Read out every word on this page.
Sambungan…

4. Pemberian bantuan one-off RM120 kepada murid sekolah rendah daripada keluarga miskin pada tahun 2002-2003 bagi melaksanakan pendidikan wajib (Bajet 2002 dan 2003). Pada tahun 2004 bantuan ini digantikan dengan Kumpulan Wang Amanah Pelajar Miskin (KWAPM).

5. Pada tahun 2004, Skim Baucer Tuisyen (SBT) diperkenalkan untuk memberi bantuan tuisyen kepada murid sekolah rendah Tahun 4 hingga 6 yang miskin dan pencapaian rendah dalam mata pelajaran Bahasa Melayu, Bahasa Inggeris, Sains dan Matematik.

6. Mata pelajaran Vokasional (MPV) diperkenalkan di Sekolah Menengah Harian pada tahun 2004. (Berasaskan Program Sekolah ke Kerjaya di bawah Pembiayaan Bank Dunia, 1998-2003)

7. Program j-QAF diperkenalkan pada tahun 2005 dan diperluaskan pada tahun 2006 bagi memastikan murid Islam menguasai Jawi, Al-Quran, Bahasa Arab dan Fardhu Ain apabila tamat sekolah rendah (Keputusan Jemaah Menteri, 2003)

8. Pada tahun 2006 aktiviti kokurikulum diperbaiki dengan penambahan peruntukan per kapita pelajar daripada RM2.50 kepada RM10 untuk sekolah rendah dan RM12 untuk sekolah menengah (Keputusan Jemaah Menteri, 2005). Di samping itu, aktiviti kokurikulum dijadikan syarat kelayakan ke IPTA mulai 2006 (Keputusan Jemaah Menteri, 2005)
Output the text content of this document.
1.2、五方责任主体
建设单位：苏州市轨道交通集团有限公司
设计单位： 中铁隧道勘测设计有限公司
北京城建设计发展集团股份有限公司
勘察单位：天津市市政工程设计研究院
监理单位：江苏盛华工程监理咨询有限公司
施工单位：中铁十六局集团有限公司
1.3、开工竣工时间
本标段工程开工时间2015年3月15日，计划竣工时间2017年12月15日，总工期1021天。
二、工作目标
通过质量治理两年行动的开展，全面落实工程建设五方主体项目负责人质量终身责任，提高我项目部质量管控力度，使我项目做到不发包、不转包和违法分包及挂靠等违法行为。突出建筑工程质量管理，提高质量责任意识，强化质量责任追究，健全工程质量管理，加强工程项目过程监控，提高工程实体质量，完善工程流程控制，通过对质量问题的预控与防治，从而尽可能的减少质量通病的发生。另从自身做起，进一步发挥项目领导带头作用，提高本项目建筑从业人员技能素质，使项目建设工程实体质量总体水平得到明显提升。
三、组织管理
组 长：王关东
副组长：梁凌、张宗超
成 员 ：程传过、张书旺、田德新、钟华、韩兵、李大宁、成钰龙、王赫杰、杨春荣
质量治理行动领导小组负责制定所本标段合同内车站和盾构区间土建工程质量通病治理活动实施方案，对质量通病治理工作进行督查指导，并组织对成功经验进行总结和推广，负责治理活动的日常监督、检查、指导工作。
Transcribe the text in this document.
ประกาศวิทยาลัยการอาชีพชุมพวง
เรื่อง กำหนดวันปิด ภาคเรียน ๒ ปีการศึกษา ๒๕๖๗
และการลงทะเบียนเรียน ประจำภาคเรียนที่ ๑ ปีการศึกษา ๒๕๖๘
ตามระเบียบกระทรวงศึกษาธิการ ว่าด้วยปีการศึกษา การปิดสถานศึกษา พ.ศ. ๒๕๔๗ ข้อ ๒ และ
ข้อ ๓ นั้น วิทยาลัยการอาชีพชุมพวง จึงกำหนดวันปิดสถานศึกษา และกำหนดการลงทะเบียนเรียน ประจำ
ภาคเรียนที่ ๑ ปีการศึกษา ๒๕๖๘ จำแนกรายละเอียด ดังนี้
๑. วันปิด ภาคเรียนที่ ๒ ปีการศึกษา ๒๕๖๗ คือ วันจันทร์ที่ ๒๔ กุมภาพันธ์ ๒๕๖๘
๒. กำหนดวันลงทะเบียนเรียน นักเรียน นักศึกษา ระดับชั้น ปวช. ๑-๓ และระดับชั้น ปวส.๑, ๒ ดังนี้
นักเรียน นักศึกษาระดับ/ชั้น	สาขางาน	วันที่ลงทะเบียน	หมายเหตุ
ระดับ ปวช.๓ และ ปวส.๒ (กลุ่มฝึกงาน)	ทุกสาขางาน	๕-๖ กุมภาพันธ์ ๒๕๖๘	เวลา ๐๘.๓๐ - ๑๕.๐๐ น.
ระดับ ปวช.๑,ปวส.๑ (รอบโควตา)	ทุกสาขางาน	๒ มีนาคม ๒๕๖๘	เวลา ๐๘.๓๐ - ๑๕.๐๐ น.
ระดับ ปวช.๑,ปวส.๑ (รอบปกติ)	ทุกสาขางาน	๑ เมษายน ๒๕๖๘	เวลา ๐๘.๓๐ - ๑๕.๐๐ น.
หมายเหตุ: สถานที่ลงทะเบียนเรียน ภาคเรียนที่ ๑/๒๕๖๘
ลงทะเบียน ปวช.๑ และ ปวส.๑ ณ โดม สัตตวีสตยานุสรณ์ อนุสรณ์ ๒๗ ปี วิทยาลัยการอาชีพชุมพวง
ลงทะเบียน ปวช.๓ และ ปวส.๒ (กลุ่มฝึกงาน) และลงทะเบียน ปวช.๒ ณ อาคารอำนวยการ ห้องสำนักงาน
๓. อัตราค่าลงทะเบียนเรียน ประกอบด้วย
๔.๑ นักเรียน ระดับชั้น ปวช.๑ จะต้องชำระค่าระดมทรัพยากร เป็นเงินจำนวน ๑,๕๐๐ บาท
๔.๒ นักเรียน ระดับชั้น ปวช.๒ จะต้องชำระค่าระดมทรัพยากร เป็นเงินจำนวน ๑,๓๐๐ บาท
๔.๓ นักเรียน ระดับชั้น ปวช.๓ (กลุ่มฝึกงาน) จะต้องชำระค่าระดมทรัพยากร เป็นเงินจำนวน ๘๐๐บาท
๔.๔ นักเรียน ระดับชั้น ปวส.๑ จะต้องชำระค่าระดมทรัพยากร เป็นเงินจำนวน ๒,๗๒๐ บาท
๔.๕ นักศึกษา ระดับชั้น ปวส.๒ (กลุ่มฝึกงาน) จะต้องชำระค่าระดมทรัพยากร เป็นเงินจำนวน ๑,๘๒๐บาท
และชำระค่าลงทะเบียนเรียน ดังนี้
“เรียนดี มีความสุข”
□ □ □ □ □
## Work instructions
Among the entries above, how many lines include the word "องชำระค"? Give the number with no comment.

## Result of this exercise
5